§ PROVIDED RECORDS:
------------------------

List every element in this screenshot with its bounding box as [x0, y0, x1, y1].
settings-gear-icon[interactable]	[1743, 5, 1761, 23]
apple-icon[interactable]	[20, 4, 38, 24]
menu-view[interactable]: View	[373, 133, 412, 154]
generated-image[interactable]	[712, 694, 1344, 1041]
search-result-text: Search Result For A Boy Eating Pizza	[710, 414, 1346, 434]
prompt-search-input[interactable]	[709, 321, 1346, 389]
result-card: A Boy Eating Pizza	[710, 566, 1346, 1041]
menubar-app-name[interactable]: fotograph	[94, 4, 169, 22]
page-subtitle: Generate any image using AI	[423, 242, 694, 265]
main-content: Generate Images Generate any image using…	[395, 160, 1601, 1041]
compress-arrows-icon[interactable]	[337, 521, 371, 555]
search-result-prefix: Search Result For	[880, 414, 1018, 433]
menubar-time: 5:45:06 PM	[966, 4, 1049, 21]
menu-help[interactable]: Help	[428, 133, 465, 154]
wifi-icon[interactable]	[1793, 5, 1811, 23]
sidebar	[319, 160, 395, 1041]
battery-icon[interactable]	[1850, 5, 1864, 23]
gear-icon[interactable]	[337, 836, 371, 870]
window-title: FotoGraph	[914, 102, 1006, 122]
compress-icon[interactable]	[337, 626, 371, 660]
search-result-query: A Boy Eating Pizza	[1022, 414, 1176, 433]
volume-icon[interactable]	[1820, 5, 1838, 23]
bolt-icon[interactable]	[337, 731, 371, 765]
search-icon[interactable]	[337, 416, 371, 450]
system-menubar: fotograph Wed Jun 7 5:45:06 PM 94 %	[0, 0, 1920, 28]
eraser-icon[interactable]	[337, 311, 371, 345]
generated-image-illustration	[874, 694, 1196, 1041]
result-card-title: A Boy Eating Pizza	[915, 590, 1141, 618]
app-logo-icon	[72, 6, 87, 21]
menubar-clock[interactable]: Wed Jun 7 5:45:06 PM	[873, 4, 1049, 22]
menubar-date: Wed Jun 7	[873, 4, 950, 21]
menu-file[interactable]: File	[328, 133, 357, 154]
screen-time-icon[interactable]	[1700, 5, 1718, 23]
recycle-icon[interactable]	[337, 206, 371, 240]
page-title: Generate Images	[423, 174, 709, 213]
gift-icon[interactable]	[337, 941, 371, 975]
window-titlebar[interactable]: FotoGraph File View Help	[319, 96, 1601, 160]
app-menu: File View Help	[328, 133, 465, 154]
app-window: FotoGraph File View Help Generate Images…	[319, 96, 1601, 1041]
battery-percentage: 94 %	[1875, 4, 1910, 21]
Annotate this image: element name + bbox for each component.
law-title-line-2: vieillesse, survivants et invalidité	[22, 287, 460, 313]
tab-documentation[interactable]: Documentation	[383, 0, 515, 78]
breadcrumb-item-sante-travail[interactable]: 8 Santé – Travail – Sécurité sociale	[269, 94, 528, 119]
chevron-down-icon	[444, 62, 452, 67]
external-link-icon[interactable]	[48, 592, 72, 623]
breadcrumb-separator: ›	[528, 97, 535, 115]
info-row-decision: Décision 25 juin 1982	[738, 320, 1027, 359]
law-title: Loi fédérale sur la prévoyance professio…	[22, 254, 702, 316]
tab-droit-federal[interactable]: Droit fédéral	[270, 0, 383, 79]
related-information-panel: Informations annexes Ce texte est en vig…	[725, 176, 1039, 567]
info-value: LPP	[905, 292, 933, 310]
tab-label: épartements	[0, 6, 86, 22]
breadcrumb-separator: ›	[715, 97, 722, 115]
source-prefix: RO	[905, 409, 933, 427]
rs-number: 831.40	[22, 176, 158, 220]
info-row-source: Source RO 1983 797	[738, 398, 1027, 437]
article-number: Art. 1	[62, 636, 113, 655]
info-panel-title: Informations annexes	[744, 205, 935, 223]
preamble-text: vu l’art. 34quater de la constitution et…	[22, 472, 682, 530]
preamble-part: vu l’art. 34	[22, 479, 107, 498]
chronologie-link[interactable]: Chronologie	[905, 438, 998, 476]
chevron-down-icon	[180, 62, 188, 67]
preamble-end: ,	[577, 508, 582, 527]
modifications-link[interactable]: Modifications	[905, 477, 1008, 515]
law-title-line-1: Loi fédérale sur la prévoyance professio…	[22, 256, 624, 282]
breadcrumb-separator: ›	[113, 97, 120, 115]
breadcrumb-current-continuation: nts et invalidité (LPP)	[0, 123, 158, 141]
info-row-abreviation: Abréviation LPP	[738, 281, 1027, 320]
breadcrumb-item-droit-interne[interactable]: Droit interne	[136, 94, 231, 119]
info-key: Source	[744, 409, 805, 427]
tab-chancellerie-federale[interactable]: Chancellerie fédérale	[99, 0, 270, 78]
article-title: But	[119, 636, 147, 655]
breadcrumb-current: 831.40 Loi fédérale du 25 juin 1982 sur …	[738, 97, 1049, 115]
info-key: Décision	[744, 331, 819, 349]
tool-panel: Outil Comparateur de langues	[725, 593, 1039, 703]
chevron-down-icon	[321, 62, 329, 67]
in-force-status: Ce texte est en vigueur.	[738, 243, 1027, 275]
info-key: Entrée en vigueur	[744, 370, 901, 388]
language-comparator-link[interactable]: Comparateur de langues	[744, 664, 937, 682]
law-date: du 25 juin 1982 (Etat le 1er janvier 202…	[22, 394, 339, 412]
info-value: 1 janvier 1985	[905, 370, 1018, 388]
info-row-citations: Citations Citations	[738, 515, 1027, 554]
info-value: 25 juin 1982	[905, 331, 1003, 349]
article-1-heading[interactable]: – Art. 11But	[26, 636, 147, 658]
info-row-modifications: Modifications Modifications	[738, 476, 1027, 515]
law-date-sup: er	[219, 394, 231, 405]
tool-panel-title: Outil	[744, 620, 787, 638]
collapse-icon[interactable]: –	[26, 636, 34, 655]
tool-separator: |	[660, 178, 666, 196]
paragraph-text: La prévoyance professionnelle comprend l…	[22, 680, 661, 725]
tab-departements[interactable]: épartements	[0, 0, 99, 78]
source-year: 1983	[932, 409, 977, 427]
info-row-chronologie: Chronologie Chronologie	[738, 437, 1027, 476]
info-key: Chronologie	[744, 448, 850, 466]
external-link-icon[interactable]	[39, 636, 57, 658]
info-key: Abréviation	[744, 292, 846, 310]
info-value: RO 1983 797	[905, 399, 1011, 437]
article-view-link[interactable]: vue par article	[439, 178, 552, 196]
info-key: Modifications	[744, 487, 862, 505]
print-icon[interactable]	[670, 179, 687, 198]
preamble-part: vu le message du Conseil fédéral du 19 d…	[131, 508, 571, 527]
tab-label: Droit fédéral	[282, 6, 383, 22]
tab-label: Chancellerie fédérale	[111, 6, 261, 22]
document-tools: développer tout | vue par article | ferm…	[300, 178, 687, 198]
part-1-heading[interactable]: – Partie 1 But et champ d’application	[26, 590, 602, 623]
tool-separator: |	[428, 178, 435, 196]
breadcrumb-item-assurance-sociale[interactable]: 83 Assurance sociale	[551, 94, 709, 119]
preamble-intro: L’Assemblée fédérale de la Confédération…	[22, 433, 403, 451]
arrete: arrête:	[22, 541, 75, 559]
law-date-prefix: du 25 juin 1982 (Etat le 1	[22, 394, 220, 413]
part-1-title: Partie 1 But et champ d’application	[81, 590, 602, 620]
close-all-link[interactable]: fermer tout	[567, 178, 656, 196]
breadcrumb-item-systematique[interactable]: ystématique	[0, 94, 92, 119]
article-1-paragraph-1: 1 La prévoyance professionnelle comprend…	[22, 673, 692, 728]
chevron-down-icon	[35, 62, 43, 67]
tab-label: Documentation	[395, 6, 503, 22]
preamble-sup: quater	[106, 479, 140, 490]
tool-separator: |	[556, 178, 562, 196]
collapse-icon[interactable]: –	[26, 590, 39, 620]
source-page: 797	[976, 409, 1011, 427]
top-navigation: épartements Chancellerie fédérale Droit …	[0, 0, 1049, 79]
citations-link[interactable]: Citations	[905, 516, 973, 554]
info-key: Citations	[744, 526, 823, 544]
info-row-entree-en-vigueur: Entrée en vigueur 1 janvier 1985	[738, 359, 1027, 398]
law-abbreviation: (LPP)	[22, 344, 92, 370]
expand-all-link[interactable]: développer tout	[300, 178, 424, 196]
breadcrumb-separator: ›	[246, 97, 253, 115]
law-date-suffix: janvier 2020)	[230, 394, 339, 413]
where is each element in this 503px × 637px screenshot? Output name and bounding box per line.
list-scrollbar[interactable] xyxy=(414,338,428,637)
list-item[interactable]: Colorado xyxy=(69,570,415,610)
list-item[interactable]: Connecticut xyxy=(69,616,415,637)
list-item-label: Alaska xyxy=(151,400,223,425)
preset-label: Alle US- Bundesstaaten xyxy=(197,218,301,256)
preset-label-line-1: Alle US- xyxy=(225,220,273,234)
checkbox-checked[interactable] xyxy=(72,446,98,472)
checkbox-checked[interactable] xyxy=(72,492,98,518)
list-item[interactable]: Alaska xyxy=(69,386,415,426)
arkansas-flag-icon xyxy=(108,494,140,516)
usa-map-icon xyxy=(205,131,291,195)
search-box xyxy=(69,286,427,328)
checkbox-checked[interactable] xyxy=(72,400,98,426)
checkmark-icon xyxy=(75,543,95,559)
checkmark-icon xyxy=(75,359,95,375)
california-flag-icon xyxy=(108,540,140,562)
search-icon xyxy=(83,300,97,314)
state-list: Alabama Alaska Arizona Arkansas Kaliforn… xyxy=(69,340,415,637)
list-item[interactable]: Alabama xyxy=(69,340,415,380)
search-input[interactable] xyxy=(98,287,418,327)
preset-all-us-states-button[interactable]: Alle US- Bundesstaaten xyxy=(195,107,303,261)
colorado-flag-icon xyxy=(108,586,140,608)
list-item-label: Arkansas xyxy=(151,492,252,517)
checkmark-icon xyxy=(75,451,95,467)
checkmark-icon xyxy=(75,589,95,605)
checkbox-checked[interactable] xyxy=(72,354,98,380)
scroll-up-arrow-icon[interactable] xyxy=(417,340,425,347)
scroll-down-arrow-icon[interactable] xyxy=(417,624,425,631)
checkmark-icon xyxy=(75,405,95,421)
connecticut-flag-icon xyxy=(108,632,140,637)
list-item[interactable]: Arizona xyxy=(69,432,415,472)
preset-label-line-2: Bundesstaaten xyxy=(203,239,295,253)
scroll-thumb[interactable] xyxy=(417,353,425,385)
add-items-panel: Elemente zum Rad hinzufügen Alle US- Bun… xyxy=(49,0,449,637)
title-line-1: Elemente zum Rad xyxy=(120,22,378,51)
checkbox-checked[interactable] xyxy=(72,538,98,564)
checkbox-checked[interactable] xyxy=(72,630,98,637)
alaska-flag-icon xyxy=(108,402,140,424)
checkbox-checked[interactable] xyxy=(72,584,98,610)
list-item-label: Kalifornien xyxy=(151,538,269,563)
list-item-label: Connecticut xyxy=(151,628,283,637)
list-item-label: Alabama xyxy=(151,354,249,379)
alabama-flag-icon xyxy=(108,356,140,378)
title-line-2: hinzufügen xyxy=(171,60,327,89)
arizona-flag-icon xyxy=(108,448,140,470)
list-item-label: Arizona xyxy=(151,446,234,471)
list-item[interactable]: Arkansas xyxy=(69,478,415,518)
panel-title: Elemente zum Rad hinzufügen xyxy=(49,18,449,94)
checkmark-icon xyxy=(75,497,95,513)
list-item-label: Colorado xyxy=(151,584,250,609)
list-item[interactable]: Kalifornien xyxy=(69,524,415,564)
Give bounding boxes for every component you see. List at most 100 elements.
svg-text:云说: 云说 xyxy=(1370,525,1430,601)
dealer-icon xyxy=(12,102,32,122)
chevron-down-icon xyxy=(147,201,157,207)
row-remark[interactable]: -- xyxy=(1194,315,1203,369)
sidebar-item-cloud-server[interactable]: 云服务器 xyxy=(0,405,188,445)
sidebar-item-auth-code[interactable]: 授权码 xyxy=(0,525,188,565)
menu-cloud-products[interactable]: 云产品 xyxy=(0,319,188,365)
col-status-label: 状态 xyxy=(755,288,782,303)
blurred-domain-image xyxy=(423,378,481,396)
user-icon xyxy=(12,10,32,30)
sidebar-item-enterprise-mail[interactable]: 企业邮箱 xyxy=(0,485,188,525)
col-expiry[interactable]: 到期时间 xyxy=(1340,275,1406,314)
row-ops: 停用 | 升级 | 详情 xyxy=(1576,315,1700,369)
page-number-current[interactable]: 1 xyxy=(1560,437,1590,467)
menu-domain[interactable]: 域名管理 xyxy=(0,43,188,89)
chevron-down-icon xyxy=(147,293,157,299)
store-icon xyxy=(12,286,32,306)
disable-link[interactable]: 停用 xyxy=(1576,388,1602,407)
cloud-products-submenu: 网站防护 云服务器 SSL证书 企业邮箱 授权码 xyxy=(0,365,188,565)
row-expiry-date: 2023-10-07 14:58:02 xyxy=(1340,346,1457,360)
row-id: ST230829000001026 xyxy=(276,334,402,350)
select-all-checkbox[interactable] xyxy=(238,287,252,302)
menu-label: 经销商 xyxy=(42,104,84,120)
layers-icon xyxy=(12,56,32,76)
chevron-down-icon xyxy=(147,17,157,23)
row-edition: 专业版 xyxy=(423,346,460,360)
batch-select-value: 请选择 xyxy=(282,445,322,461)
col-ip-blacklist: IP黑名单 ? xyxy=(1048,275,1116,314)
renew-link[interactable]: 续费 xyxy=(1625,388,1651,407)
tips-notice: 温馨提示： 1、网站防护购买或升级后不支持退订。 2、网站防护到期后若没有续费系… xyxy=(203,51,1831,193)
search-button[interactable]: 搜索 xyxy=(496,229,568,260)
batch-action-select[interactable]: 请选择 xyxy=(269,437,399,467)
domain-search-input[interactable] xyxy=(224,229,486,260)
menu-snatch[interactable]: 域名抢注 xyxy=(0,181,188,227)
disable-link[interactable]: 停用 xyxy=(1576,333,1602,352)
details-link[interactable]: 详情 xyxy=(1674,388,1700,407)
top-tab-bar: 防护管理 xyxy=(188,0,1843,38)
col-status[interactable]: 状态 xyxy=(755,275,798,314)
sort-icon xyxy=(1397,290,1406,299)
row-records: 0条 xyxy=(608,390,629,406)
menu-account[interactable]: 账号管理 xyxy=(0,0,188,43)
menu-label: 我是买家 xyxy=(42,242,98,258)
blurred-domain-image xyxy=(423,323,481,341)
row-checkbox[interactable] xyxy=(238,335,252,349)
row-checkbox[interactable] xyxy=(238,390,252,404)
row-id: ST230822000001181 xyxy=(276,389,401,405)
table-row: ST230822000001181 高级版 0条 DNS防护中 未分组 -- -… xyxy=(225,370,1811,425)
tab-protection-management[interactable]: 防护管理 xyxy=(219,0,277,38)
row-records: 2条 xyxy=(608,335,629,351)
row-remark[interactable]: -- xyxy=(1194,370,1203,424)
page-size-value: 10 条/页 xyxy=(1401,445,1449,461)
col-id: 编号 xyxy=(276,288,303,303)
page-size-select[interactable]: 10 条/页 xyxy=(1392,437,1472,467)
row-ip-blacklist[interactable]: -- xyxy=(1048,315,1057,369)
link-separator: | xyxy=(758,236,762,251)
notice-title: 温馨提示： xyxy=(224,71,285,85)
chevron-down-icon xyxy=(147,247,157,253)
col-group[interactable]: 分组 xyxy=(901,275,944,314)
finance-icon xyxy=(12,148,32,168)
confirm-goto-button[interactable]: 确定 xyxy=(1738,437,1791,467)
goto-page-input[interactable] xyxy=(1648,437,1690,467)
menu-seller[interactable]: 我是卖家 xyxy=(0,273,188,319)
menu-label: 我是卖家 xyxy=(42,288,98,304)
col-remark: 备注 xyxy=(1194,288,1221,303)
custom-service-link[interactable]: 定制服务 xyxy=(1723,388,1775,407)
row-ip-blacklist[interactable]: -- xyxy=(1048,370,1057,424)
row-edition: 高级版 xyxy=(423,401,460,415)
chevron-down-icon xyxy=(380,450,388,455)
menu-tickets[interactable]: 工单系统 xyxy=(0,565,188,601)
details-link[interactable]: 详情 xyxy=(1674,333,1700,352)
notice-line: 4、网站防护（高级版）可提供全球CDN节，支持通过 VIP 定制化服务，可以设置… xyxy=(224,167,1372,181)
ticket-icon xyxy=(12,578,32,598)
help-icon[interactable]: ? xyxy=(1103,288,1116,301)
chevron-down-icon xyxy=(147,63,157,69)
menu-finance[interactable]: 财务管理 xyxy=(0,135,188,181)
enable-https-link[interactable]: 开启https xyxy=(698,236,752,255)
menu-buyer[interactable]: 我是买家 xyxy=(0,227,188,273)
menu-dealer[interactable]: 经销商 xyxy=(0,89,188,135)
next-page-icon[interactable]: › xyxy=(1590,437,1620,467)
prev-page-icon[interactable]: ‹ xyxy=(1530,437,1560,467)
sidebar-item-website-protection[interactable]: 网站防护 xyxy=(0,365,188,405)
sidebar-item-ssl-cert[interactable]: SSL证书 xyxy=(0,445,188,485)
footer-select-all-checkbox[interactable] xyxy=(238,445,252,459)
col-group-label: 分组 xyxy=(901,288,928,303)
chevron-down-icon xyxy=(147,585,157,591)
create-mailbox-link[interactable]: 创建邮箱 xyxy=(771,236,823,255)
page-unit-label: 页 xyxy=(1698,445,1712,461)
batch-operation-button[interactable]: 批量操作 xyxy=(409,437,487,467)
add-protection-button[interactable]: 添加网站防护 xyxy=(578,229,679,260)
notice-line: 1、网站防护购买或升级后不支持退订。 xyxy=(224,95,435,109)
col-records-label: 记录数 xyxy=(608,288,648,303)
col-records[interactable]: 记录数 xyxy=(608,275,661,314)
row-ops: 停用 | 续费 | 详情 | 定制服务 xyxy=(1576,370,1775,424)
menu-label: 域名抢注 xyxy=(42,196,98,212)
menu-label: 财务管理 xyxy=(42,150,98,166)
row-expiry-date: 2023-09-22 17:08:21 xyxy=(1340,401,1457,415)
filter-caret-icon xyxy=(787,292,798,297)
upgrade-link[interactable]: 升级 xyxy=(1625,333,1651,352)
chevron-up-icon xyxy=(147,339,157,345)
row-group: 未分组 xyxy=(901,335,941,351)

------------------------

§ WHAT TO PRODUCE:
Turn the material into a numbered list, starting at the very beginning and ending at the line containing "window-titlebar[interactable]: FotoGraph File". Include that line and leave out any blank lines.

§ OUTPUT OF THE TASK:
1. List every element in this screenshot with its bounding box as [x0, y0, x1, y1].
2. settings-gear-icon[interactable]	[1743, 5, 1761, 23]
3. apple-icon[interactable]	[20, 4, 38, 24]
4. menu-view[interactable]: View	[373, 133, 412, 154]
5. generated-image[interactable]	[712, 694, 1344, 1041]
6. search-result-text: Search Result For A Boy Eating Pizza	[710, 414, 1346, 434]
7. prompt-search-input[interactable]	[709, 321, 1346, 389]
8. result-card: A Boy Eating Pizza	[710, 566, 1346, 1041]
9. menubar-app-name[interactable]: fotograph	[94, 4, 169, 22]
10. page-subtitle: Generate any image using AI	[423, 242, 694, 265]
11. main-content: Generate Images Generate any image using…	[395, 160, 1601, 1041]
12. compress-arrows-icon[interactable]	[337, 521, 371, 555]
13. search-result-prefix: Search Result For	[880, 414, 1018, 433]
14. menubar-time: 5:45:06 PM	[966, 4, 1049, 21]
15. menu-help[interactable]: Help	[428, 133, 465, 154]
16. wifi-icon[interactable]	[1793, 5, 1811, 23]
17. sidebar	[319, 160, 395, 1041]
18. battery-icon[interactable]	[1850, 5, 1864, 23]
19. gear-icon[interactable]	[337, 836, 371, 870]
20. window-title: FotoGraph	[914, 102, 1006, 122]
21. compress-icon[interactable]	[337, 626, 371, 660]
22. search-result-query: A Boy Eating Pizza	[1022, 414, 1176, 433]
23. volume-icon[interactable]	[1820, 5, 1838, 23]
24. bolt-icon[interactable]	[337, 731, 371, 765]
25. search-icon[interactable]	[337, 416, 371, 450]
26. system-menubar: fotograph Wed Jun 7 5:45:06 PM 94 %	[0, 0, 1920, 28]
27. eraser-icon[interactable]	[337, 311, 371, 345]
28. generated-image-illustration	[874, 694, 1196, 1041]
29. result-card-title: A Boy Eating Pizza	[915, 590, 1141, 618]
30. app-logo-icon	[72, 6, 87, 21]
31. menubar-clock[interactable]: Wed Jun 7 5:45:06 PM	[873, 4, 1049, 22]
32. menubar-date: Wed Jun 7	[873, 4, 950, 21]
33. menu-file[interactable]: File	[328, 133, 357, 154]
34. screen-time-icon[interactable]	[1700, 5, 1718, 23]
35. recycle-icon[interactable]	[337, 206, 371, 240]
36. page-title: Generate Images	[423, 174, 709, 213]
37. gift-icon[interactable]	[337, 941, 371, 975]
38. window-titlebar[interactable]: FotoGraph File View Help	[319, 96, 1601, 160]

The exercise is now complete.